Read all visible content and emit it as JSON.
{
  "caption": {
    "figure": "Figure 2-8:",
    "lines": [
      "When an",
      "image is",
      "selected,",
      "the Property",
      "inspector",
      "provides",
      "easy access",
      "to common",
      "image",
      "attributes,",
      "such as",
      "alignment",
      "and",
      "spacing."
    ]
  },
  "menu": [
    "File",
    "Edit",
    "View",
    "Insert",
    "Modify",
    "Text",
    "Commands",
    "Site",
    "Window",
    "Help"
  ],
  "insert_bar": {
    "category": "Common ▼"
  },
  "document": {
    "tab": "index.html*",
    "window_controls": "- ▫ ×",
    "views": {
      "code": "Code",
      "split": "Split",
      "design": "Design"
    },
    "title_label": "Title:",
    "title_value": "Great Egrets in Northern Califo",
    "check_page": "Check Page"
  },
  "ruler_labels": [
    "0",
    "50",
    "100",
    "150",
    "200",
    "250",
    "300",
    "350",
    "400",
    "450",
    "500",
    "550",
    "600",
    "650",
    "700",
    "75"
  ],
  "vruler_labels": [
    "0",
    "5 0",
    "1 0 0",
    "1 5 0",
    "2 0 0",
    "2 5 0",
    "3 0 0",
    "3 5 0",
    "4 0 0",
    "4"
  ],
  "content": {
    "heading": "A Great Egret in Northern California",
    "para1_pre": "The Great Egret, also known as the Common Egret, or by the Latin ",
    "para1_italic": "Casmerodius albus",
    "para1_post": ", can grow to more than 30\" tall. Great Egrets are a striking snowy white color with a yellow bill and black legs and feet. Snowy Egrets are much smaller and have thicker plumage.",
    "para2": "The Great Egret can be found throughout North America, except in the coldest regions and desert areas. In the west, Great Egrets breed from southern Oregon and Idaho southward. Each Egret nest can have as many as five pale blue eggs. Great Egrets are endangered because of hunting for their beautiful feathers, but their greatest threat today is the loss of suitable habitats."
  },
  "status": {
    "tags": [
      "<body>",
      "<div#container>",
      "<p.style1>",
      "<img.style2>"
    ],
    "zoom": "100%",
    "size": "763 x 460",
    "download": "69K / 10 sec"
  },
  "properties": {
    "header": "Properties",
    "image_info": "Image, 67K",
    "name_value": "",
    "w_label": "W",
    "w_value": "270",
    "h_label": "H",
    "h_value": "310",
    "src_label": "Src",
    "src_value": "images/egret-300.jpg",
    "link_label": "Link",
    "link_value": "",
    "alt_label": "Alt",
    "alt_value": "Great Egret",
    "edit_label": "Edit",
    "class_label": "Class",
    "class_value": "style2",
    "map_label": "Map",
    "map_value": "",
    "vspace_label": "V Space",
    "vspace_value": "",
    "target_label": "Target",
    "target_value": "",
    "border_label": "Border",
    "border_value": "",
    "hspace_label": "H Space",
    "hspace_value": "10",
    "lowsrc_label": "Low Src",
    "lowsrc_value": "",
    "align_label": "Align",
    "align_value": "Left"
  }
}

■ TASK REQUIREMENTS ■
Pick each line holding the word "content" out of the listing.

■ SOLUTION TO THIS PROBLEM ■
Read all visible content and emit it as JSON.
  "content": {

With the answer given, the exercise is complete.